Figure data in JSON
● ● ●

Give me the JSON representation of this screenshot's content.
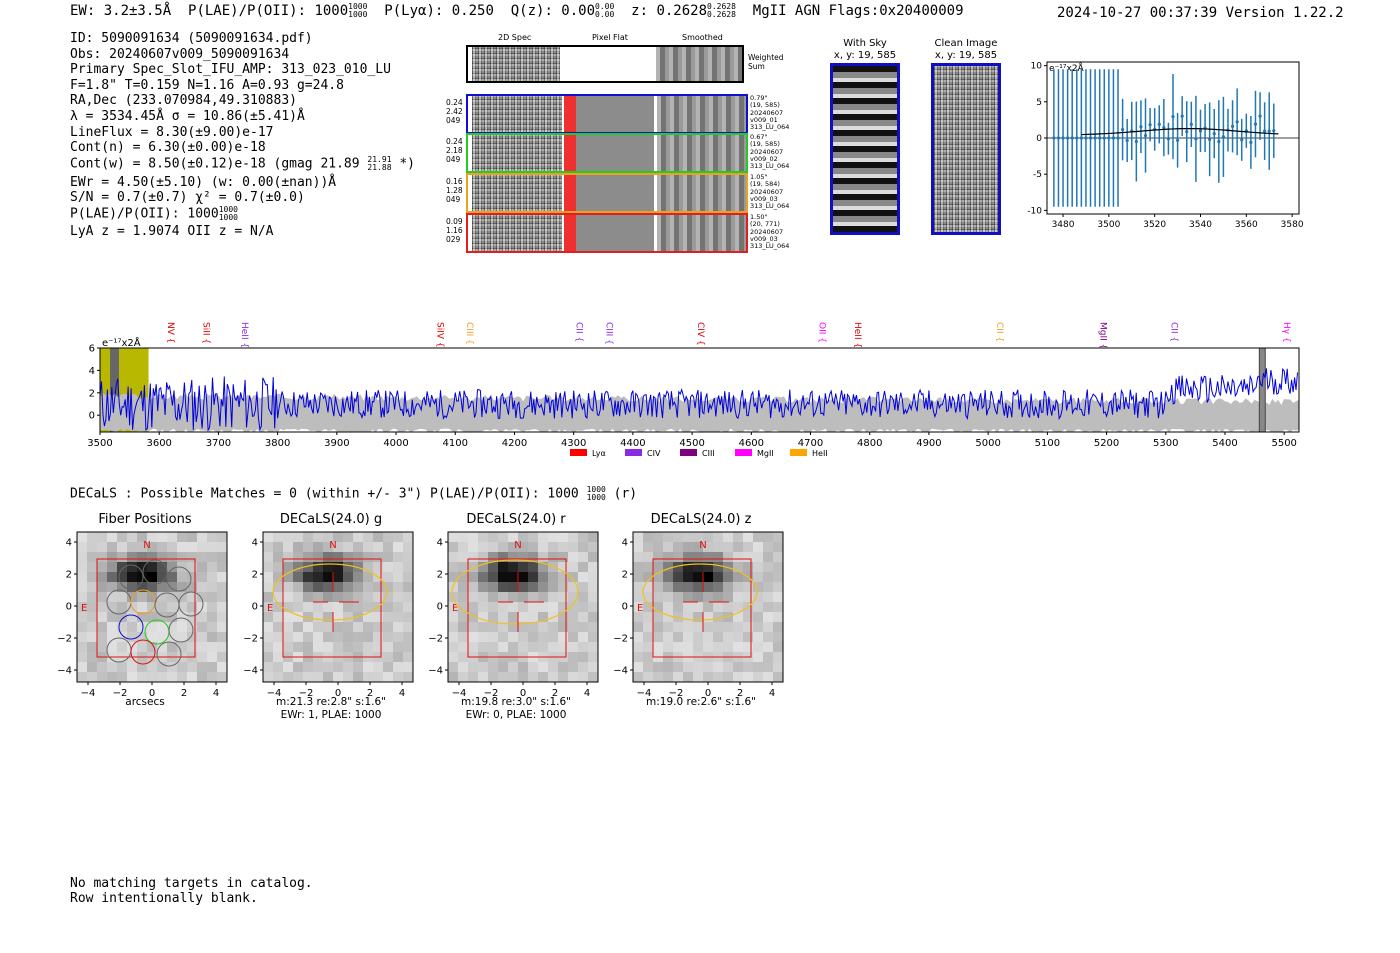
{
  "header": {
    "ew": "EW: 3.2±3.5Å",
    "plae": "P(LAE)/P(OII): 1000",
    "plae_hi": "1000",
    "plae_lo": "1000",
    "plya": "P(Lyα): 0.250",
    "qz": "Q(z): 0.00",
    "qz_hi": "0.00",
    "qz_lo": "0.00",
    "z": "z: 0.2628",
    "z_hi": "0.2628",
    "z_lo": "0.2628",
    "tags": "MgII  AGN  Flags:0x20400009",
    "timestamp": "2024-10-27 00:37:39  Version 1.22.2"
  },
  "info": {
    "lines": [
      "ID: 5090091634 (5090091634.pdf)",
      "Obs: 20240607v009_5090091634",
      "Primary Spec_Slot_IFU_AMP: 313_023_010_LU",
      "F=1.8\"  T=0.159  N=1.16  A=0.93  g=24.8",
      "RA,Dec (233.070984,49.310883)",
      "λ = 3534.45Å   σ = 10.86(±5.41)Å",
      "LineFlux = 8.30(±9.00)e-17",
      "Cont(n) = 6.30(±0.00)e-18"
    ],
    "contw": "Cont(w) = 8.50(±0.12)e-18 (gmag 21.89",
    "contw_hi": "21.91",
    "contw_lo": "21.88",
    "contw_end": "*)",
    "lines2": [
      "EWr = 4.50(±5.10) (w: 0.00(±nan))Å",
      "S/N = 0.7(±0.7)  χ² = 0.7(±0.0)"
    ],
    "plae2": "P(LAE)/P(OII): 1000",
    "plae2_hi": "1000",
    "plae2_lo": "1000",
    "lya": "LyA z = 1.9074  OII z = N/A"
  },
  "cutouts": {
    "col_headers": [
      "2D Spec",
      "Pixel Flat",
      "Smoothed"
    ],
    "weighted_sum": "Weighted Sum",
    "rows": [
      {
        "left": [
          "0.24",
          "2.42",
          "049"
        ],
        "right": [
          "0.79\"",
          "(19, 585)",
          "20240607",
          "v009_01",
          "313_LU_064"
        ],
        "color": "#1010d0"
      },
      {
        "left": [
          "0.24",
          "2.18",
          "049"
        ],
        "right": [
          "0.67\"",
          "(19, 585)",
          "20240607",
          "v009_02",
          "313_LU_064"
        ],
        "color": "#22cc22"
      },
      {
        "left": [
          "0.16",
          "1.28",
          "049"
        ],
        "right": [
          "1.05\"",
          "(19, 584)",
          "20240607",
          "v009_03",
          "313_LU_064"
        ],
        "color": "#f0a020"
      },
      {
        "left": [
          "0.09",
          "1.16",
          "029"
        ],
        "right": [
          "1.50\"",
          "(20, 771)",
          "20240607",
          "v009_03",
          "313_LU_064"
        ],
        "color": "#e02020"
      }
    ]
  },
  "sky": {
    "title": "With Sky",
    "coords": "x, y: 19, 585"
  },
  "clean": {
    "title": "Clean Image",
    "coords": "x, y: 19, 585"
  },
  "zoom_chart": {
    "type": "scatter",
    "unit_label": "e⁻¹⁷x2Å",
    "xticks": [
      3480,
      3500,
      3520,
      3540,
      3560,
      3580
    ],
    "yticks": [
      10,
      5,
      0,
      -5,
      -10
    ],
    "xlim": [
      3473,
      3583
    ],
    "ylim": [
      -10.5,
      10.5
    ]
  },
  "chart_data": {
    "type": "line",
    "title": "",
    "unit_label": "e⁻¹⁷x2Å",
    "xlabel": "",
    "ylabel": "",
    "xlim": [
      3500,
      5525
    ],
    "ylim": [
      -1.5,
      6
    ],
    "xticks": [
      3500,
      3600,
      3700,
      3800,
      3900,
      4000,
      4100,
      4200,
      4300,
      4400,
      4500,
      4600,
      4700,
      4800,
      4900,
      5000,
      5100,
      5200,
      5300,
      5400,
      5500
    ],
    "yticks": [
      6,
      4,
      2,
      0
    ],
    "series": [
      {
        "name": "flux",
        "color": "#0000dd",
        "x_start": 3500,
        "x_step": 2.5,
        "count": 810
      }
    ],
    "highlight_band": [
      3500,
      3582
    ],
    "gray_marker": [
      5458,
      5468
    ],
    "line_labels": [
      {
        "name": "NV",
        "x": 3610,
        "color": "#dd0000"
      },
      {
        "name": "SiII",
        "x": 3670,
        "color": "#dd0000"
      },
      {
        "name": "HeII",
        "x": 3735,
        "color": "#8a2be2"
      },
      {
        "name": "SiIV",
        "x": 4065,
        "color": "#dd0000"
      },
      {
        "name": "CIII",
        "x": 4115,
        "color": "#f0a020"
      },
      {
        "name": "CII",
        "x": 4300,
        "color": "#8a2be2"
      },
      {
        "name": "CIII",
        "x": 4350,
        "color": "#8a2be2"
      },
      {
        "name": "CIV",
        "x": 4505,
        "color": "#dd0000"
      },
      {
        "name": "OII",
        "x": 4710,
        "color": "#ff00ff"
      },
      {
        "name": "HeII",
        "x": 4770,
        "color": "#dd0000"
      },
      {
        "name": "CII",
        "x": 5010,
        "color": "#f0a020"
      },
      {
        "name": "MgII",
        "x": 5185,
        "color": "#800080"
      },
      {
        "name": "CII",
        "x": 5305,
        "color": "#8a2be2"
      },
      {
        "name": "Hγ",
        "x": 5495,
        "color": "#ff00ff"
      }
    ],
    "legend": [
      {
        "name": "Lyα",
        "color": "#ff0000"
      },
      {
        "name": "CIV",
        "color": "#8a2be2"
      },
      {
        "name": "CIII",
        "color": "#800080"
      },
      {
        "name": "MgII",
        "color": "#ff00ff"
      },
      {
        "name": "HeII",
        "color": "#ffa500"
      }
    ]
  },
  "decals": {
    "header": "DECaLS : Possible Matches = 0 (within +/- 3\")  P(LAE)/P(OII): 1000",
    "header_hi": "1000",
    "header_lo": "1000",
    "header_end": "(r)",
    "panels": [
      {
        "title": "Fiber Positions",
        "north": "N",
        "east": "E",
        "cap1": "arcsecs",
        "cap2": ""
      },
      {
        "title": "DECaLS(24.0) g",
        "north": "N",
        "east": "E",
        "cap1": "m:21.3  re:2.8\"  s:1.6\"",
        "cap2": "EWr: 1, PLAE: 1000"
      },
      {
        "title": "DECaLS(24.0) r",
        "north": "N",
        "east": "E",
        "cap1": "m:19.8  re:3.0\"  s:1.6\"",
        "cap2": "EWr: 0, PLAE: 1000"
      },
      {
        "title": "DECaLS(24.0) z",
        "north": "N",
        "east": "E",
        "cap1": "m:19.0  re:2.6\"  s:1.6\"",
        "cap2": ""
      }
    ],
    "ticks": [
      "4",
      "2",
      "0",
      "−2",
      "−4"
    ],
    "xticks": [
      "−4",
      "−2",
      "0",
      "2",
      "4"
    ]
  },
  "footer": {
    "line1": "No matching targets in catalog.",
    "line2": "Row intentionally blank."
  }
}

● ● ●

OBJECTIVE:
Give all the lines above again, character for character, without pictures.

RESULT:
Give me the JSON representation of this screenshot's content.
{
  "header": {
    "ew": "EW: 3.2±3.5Å",
    "plae": "P(LAE)/P(OII): 1000",
    "plae_hi": "1000",
    "plae_lo": "1000",
    "plya": "P(Lyα): 0.250",
    "qz": "Q(z): 0.00",
    "qz_hi": "0.00",
    "qz_lo": "0.00",
    "z": "z: 0.2628",
    "z_hi": "0.2628",
    "z_lo": "0.2628",
    "tags": "MgII  AGN  Flags:0x20400009",
    "timestamp": "2024-10-27 00:37:39  Version 1.22.2"
  },
  "info": {
    "lines": [
      "ID: 5090091634 (5090091634.pdf)",
      "Obs: 20240607v009_5090091634",
      "Primary Spec_Slot_IFU_AMP: 313_023_010_LU",
      "F=1.8\"  T=0.159  N=1.16  A=0.93  g=24.8",
      "RA,Dec (233.070984,49.310883)",
      "λ = 3534.45Å   σ = 10.86(±5.41)Å",
      "LineFlux = 8.30(±9.00)e-17",
      "Cont(n) = 6.30(±0.00)e-18"
    ],
    "contw": "Cont(w) = 8.50(±0.12)e-18 (gmag 21.89",
    "contw_hi": "21.91",
    "contw_lo": "21.88",
    "contw_end": "*)",
    "lines2": [
      "EWr = 4.50(±5.10) (w: 0.00(±nan))Å",
      "S/N = 0.7(±0.7)  χ² = 0.7(±0.0)"
    ],
    "plae2": "P(LAE)/P(OII): 1000",
    "plae2_hi": "1000",
    "plae2_lo": "1000",
    "lya": "LyA z = 1.9074  OII z = N/A"
  },
  "cutouts": {
    "col_headers": [
      "2D Spec",
      "Pixel Flat",
      "Smoothed"
    ],
    "weighted_sum": "Weighted Sum",
    "rows": [
      {
        "left": [
          "0.24",
          "2.42",
          "049"
        ],
        "right": [
          "0.79\"",
          "(19, 585)",
          "20240607",
          "v009_01",
          "313_LU_064"
        ],
        "color": "#1010d0"
      },
      {
        "left": [
          "0.24",
          "2.18",
          "049"
        ],
        "right": [
          "0.67\"",
          "(19, 585)",
          "20240607",
          "v009_02",
          "313_LU_064"
        ],
        "color": "#22cc22"
      },
      {
        "left": [
          "0.16",
          "1.28",
          "049"
        ],
        "right": [
          "1.05\"",
          "(19, 584)",
          "20240607",
          "v009_03",
          "313_LU_064"
        ],
        "color": "#f0a020"
      },
      {
        "left": [
          "0.09",
          "1.16",
          "029"
        ],
        "right": [
          "1.50\"",
          "(20, 771)",
          "20240607",
          "v009_03",
          "313_LU_064"
        ],
        "color": "#e02020"
      }
    ]
  },
  "sky": {
    "title": "With Sky",
    "coords": "x, y: 19, 585"
  },
  "clean": {
    "title": "Clean Image",
    "coords": "x, y: 19, 585"
  },
  "zoom_chart": {
    "type": "scatter",
    "unit_label": "e⁻¹⁷x2Å",
    "xticks": [
      3480,
      3500,
      3520,
      3540,
      3560,
      3580
    ],
    "yticks": [
      10,
      5,
      0,
      -5,
      -10
    ],
    "xlim": [
      3473,
      3583
    ],
    "ylim": [
      -10.5,
      10.5
    ]
  },
  "chart_data": {
    "type": "line",
    "title": "",
    "unit_label": "e⁻¹⁷x2Å",
    "xlabel": "",
    "ylabel": "",
    "xlim": [
      3500,
      5525
    ],
    "ylim": [
      -1.5,
      6
    ],
    "xticks": [
      3500,
      3600,
      3700,
      3800,
      3900,
      4000,
      4100,
      4200,
      4300,
      4400,
      4500,
      4600,
      4700,
      4800,
      4900,
      5000,
      5100,
      5200,
      5300,
      5400,
      5500
    ],
    "yticks": [
      6,
      4,
      2,
      0
    ],
    "series": [
      {
        "name": "flux",
        "color": "#0000dd",
        "x_start": 3500,
        "x_step": 2.5,
        "count": 810
      }
    ],
    "highlight_band": [
      3500,
      3582
    ],
    "gray_marker": [
      5458,
      5468
    ],
    "line_labels": [
      {
        "name": "NV",
        "x": 3610,
        "color": "#dd0000"
      },
      {
        "name": "SiII",
        "x": 3670,
        "color": "#dd0000"
      },
      {
        "name": "HeII",
        "x": 3735,
        "color": "#8a2be2"
      },
      {
        "name": "SiIV",
        "x": 4065,
        "color": "#dd0000"
      },
      {
        "name": "CIII",
        "x": 4115,
        "color": "#f0a020"
      },
      {
        "name": "CII",
        "x": 4300,
        "color": "#8a2be2"
      },
      {
        "name": "CIII",
        "x": 4350,
        "color": "#8a2be2"
      },
      {
        "name": "CIV",
        "x": 4505,
        "color": "#dd0000"
      },
      {
        "name": "OII",
        "x": 4710,
        "color": "#ff00ff"
      },
      {
        "name": "HeII",
        "x": 4770,
        "color": "#dd0000"
      },
      {
        "name": "CII",
        "x": 5010,
        "color": "#f0a020"
      },
      {
        "name": "MgII",
        "x": 5185,
        "color": "#800080"
      },
      {
        "name": "CII",
        "x": 5305,
        "color": "#8a2be2"
      },
      {
        "name": "Hγ",
        "x": 5495,
        "color": "#ff00ff"
      }
    ],
    "legend": [
      {
        "name": "Lyα",
        "color": "#ff0000"
      },
      {
        "name": "CIV",
        "color": "#8a2be2"
      },
      {
        "name": "CIII",
        "color": "#800080"
      },
      {
        "name": "MgII",
        "color": "#ff00ff"
      },
      {
        "name": "HeII",
        "color": "#ffa500"
      }
    ]
  },
  "decals": {
    "header": "DECaLS : Possible Matches = 0 (within +/- 3\")  P(LAE)/P(OII): 1000",
    "header_hi": "1000",
    "header_lo": "1000",
    "header_end": "(r)",
    "panels": [
      {
        "title": "Fiber Positions",
        "north": "N",
        "east": "E",
        "cap1": "arcsecs",
        "cap2": ""
      },
      {
        "title": "DECaLS(24.0) g",
        "north": "N",
        "east": "E",
        "cap1": "m:21.3  re:2.8\"  s:1.6\"",
        "cap2": "EWr: 1, PLAE: 1000"
      },
      {
        "title": "DECaLS(24.0) r",
        "north": "N",
        "east": "E",
        "cap1": "m:19.8  re:3.0\"  s:1.6\"",
        "cap2": "EWr: 0, PLAE: 1000"
      },
      {
        "title": "DECaLS(24.0) z",
        "north": "N",
        "east": "E",
        "cap1": "m:19.0  re:2.6\"  s:1.6\"",
        "cap2": ""
      }
    ],
    "ticks": [
      "4",
      "2",
      "0",
      "−2",
      "−4"
    ],
    "xticks": [
      "−4",
      "−2",
      "0",
      "2",
      "4"
    ]
  },
  "footer": {
    "line1": "No matching targets in catalog.",
    "line2": "Row intentionally blank."
  }
}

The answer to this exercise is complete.